Dataset entries.

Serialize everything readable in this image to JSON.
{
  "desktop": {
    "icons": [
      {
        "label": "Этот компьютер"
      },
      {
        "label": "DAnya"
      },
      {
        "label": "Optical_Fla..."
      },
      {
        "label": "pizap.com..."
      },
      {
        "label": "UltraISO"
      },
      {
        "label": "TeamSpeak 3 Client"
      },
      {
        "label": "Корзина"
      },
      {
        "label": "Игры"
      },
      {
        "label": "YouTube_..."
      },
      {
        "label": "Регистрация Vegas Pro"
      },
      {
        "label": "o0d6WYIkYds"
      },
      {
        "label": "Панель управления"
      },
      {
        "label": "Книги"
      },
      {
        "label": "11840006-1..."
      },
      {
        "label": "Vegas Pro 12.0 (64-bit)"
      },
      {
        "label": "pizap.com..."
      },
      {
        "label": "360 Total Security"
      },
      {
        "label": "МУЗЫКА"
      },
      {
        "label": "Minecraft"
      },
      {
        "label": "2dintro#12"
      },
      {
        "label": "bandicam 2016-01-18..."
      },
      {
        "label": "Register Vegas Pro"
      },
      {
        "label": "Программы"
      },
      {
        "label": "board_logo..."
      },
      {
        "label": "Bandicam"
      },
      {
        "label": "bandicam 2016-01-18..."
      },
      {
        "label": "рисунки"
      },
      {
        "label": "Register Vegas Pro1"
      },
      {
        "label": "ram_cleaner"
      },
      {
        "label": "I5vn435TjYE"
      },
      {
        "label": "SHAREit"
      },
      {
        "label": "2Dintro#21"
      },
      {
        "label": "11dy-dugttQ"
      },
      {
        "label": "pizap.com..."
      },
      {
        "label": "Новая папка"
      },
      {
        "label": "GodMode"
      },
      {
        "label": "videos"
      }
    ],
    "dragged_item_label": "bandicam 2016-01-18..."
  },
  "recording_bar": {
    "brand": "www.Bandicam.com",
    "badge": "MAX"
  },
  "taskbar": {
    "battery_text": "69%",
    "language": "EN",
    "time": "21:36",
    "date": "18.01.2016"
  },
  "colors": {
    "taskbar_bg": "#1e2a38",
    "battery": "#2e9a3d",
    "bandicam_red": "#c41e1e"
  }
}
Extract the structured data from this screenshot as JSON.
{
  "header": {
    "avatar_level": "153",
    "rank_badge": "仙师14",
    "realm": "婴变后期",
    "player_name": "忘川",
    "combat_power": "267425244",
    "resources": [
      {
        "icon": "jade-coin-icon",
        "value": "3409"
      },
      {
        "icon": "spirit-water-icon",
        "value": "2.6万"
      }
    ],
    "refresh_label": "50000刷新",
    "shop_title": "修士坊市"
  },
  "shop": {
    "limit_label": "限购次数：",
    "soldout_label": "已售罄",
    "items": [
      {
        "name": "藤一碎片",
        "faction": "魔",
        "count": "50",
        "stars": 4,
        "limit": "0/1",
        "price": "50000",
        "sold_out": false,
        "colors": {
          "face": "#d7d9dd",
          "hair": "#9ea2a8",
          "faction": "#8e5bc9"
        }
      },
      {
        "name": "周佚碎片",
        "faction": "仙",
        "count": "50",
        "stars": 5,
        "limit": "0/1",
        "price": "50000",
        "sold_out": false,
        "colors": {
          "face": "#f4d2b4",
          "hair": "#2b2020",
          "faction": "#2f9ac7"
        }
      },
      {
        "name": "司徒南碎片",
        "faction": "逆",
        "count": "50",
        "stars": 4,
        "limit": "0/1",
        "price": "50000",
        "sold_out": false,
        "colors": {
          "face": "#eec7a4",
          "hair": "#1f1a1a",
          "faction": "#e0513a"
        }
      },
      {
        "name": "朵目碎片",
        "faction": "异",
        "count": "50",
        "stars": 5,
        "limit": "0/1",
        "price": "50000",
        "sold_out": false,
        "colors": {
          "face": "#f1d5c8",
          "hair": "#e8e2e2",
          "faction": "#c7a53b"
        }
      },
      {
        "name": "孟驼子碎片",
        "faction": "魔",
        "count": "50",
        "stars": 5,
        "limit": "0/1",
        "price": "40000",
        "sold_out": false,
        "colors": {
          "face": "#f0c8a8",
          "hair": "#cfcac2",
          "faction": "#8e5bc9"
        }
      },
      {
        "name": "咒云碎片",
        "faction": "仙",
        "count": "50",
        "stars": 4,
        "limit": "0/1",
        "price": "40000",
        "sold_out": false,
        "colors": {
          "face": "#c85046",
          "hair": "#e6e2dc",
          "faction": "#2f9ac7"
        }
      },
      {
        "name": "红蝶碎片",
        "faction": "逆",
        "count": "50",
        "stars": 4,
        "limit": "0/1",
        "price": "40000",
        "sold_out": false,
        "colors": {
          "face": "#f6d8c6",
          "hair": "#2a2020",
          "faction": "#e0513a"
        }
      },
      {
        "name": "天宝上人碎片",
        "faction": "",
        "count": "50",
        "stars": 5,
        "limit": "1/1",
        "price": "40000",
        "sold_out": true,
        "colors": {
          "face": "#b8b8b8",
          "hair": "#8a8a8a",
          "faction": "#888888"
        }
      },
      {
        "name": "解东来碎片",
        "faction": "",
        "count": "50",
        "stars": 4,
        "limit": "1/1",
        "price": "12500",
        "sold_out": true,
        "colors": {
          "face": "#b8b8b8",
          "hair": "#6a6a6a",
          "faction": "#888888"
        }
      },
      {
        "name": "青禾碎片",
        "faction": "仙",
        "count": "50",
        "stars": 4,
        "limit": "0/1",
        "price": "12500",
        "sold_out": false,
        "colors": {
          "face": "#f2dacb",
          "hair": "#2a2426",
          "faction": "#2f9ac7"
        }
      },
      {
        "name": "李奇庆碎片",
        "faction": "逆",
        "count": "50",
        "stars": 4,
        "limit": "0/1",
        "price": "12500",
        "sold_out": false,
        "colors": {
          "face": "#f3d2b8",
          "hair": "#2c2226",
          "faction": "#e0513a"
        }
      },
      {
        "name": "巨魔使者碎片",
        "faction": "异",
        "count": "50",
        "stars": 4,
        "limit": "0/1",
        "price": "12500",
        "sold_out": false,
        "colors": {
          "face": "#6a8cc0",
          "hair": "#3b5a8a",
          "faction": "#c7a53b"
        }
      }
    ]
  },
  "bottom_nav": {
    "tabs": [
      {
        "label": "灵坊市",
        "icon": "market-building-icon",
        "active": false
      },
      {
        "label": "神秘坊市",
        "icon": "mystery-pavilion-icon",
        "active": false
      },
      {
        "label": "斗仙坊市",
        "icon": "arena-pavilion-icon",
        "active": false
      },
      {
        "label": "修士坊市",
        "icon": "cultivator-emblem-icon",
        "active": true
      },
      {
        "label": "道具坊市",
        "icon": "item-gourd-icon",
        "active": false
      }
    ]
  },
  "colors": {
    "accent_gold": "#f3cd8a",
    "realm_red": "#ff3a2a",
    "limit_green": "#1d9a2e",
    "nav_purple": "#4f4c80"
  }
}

Short problem. Retype the data exactly as given.

The response.
Serialize everything readable in this image to JSON.
{
  "desktop": {
    "icons": [
      {
        "label": "Этот компьютер"
      },
      {
        "label": "DAnya"
      },
      {
        "label": "Optical_Fla..."
      },
      {
        "label": "pizap.com..."
      },
      {
        "label": "UltraISO"
      },
      {
        "label": "TeamSpeak 3 Client"
      },
      {
        "label": "Корзина"
      },
      {
        "label": "Игры"
      },
      {
        "label": "YouTube_..."
      },
      {
        "label": "Регистрация Vegas Pro"
      },
      {
        "label": "o0d6WYIkYds"
      },
      {
        "label": "Панель управления"
      },
      {
        "label": "Книги"
      },
      {
        "label": "11840006-1..."
      },
      {
        "label": "Vegas Pro 12.0 (64-bit)"
      },
      {
        "label": "pizap.com..."
      },
      {
        "label": "360 Total Security"
      },
      {
        "label": "МУЗЫКА"
      },
      {
        "label": "Minecraft"
      },
      {
        "label": "2dintro#12"
      },
      {
        "label": "bandicam 2016-01-18..."
      },
      {
        "label": "Register Vegas Pro"
      },
      {
        "label": "Программы"
      },
      {
        "label": "board_logo..."
      },
      {
        "label": "Bandicam"
      },
      {
        "label": "bandicam 2016-01-18..."
      },
      {
        "label": "рисунки"
      },
      {
        "label": "Register Vegas Pro1"
      },
      {
        "label": "ram_cleaner"
      },
      {
        "label": "I5vn435TjYE"
      },
      {
        "label": "SHAREit"
      },
      {
        "label": "2Dintro#21"
      },
      {
        "label": "11dy-dugttQ"
      },
      {
        "label": "pizap.com..."
      },
      {
        "label": "Новая папка"
      },
      {
        "label": "GodMode"
      },
      {
        "label": "videos"
      }
    ],
    "dragged_item_label": "bandicam 2016-01-18..."
  },
  "recording_bar": {
    "brand": "www.Bandicam.com",
    "badge": "MAX"
  },
  "taskbar": {
    "battery_text": "69%",
    "language": "EN",
    "time": "21:36",
    "date": "18.01.2016"
  },
  "colors": {
    "taskbar_bg": "#1e2a38",
    "battery": "#2e9a3d",
    "bandicam_red": "#c41e1e"
  }
}
Extract the structured data from this screenshot as JSON.
{
  "header": {
    "avatar_level": "153",
    "rank_badge": "仙师14",
    "realm": "婴变后期",
    "player_name": "忘川",
    "combat_power": "267425244",
    "resources": [
      {
        "icon": "jade-coin-icon",
        "value": "3409"
      },
      {
        "icon": "spirit-water-icon",
        "value": "2.6万"
      }
    ],
    "refresh_label": "50000刷新",
    "shop_title": "修士坊市"
  },
  "shop": {
    "limit_label": "限购次数：",
    "soldout_label": "已售罄",
    "items": [
      {
        "name": "藤一碎片",
        "faction": "魔",
        "count": "50",
        "stars": 4,
        "limit": "0/1",
        "price": "50000",
        "sold_out": false,
        "colors": {
          "face": "#d7d9dd",
          "hair": "#9ea2a8",
          "faction": "#8e5bc9"
        }
      },
      {
        "name": "周佚碎片",
        "faction": "仙",
        "count": "50",
        "stars": 5,
        "limit": "0/1",
        "price": "50000",
        "sold_out": false,
        "colors": {
          "face": "#f4d2b4",
          "hair": "#2b2020",
          "faction": "#2f9ac7"
        }
      },
      {
        "name": "司徒南碎片",
        "faction": "逆",
        "count": "50",
        "stars": 4,
        "limit": "0/1",
        "price": "50000",
        "sold_out": false,
        "colors": {
          "face": "#eec7a4",
          "hair": "#1f1a1a",
          "faction": "#e0513a"
        }
      },
      {
        "name": "朵目碎片",
        "faction": "异",
        "count": "50",
        "stars": 5,
        "limit": "0/1",
        "price": "50000",
        "sold_out": false,
        "colors": {
          "face": "#f1d5c8",
          "hair": "#e8e2e2",
          "faction": "#c7a53b"
        }
      },
      {
        "name": "孟驼子碎片",
        "faction": "魔",
        "count": "50",
        "stars": 5,
        "limit": "0/1",
        "price": "40000",
        "sold_out": false,
        "colors": {
          "face": "#f0c8a8",
          "hair": "#cfcac2",
          "faction": "#8e5bc9"
        }
      },
      {
        "name": "咒云碎片",
        "faction": "仙",
        "count": "50",
        "stars": 4,
        "limit": "0/1",
        "price": "40000",
        "sold_out": false,
        "colors": {
          "face": "#c85046",
          "hair": "#e6e2dc",
          "faction": "#2f9ac7"
        }
      },
      {
        "name": "红蝶碎片",
        "faction": "逆",
        "count": "50",
        "stars": 4,
        "limit": "0/1",
        "price": "40000",
        "sold_out": false,
        "colors": {
          "face": "#f6d8c6",
          "hair": "#2a2020",
          "faction": "#e0513a"
        }
      },
      {
        "name": "天宝上人碎片",
        "faction": "",
        "count": "50",
        "stars": 5,
        "limit": "1/1",
        "price": "40000",
        "sold_out": true,
        "colors": {
          "face": "#b8b8b8",
          "hair": "#8a8a8a",
          "faction": "#888888"
        }
      },
      {
        "name": "解东来碎片",
        "faction": "",
        "count": "50",
        "stars": 4,
        "limit": "1/1",
        "price": "12500",
        "sold_out": true,
        "colors": {
          "face": "#b8b8b8",
          "hair": "#6a6a6a",
          "faction": "#888888"
        }
      },
      {
        "name": "青禾碎片",
        "faction": "仙",
        "count": "50",
        "stars": 4,
        "limit": "0/1",
        "price": "12500",
        "sold_out": false,
        "colors": {
          "face": "#f2dacb",
          "hair": "#2a2426",
          "faction": "#2f9ac7"
        }
      },
      {
        "name": "李奇庆碎片",
        "faction": "逆",
        "count": "50",
        "stars": 4,
        "limit": "0/1",
        "price": "12500",
        "sold_out": false,
        "colors": {
          "face": "#f3d2b8",
          "hair": "#2c2226",
          "faction": "#e0513a"
        }
      },
      {
        "name": "巨魔使者碎片",
        "faction": "异",
        "count": "50",
        "stars": 4,
        "limit": "0/1",
        "price": "12500",
        "sold_out": false,
        "colors": {
          "face": "#6a8cc0",
          "hair": "#3b5a8a",
          "faction": "#c7a53b"
        }
      }
    ]
  },
  "bottom_nav": {
    "tabs": [
      {
        "label": "灵坊市",
        "icon": "market-building-icon",
        "active": false
      },
      {
        "label": "神秘坊市",
        "icon": "mystery-pavilion-icon",
        "active": false
      },
      {
        "label": "斗仙坊市",
        "icon": "arena-pavilion-icon",
        "active": false
      },
      {
        "label": "修士坊市",
        "icon": "cultivator-emblem-icon",
        "active": true
      },
      {
        "label": "道具坊市",
        "icon": "item-gourd-icon",
        "active": false
      }
    ]
  },
  "colors": {
    "accent_gold": "#f3cd8a",
    "realm_red": "#ff3a2a",
    "limit_green": "#1d9a2e",
    "nav_purple": "#4f4c80"
  }
}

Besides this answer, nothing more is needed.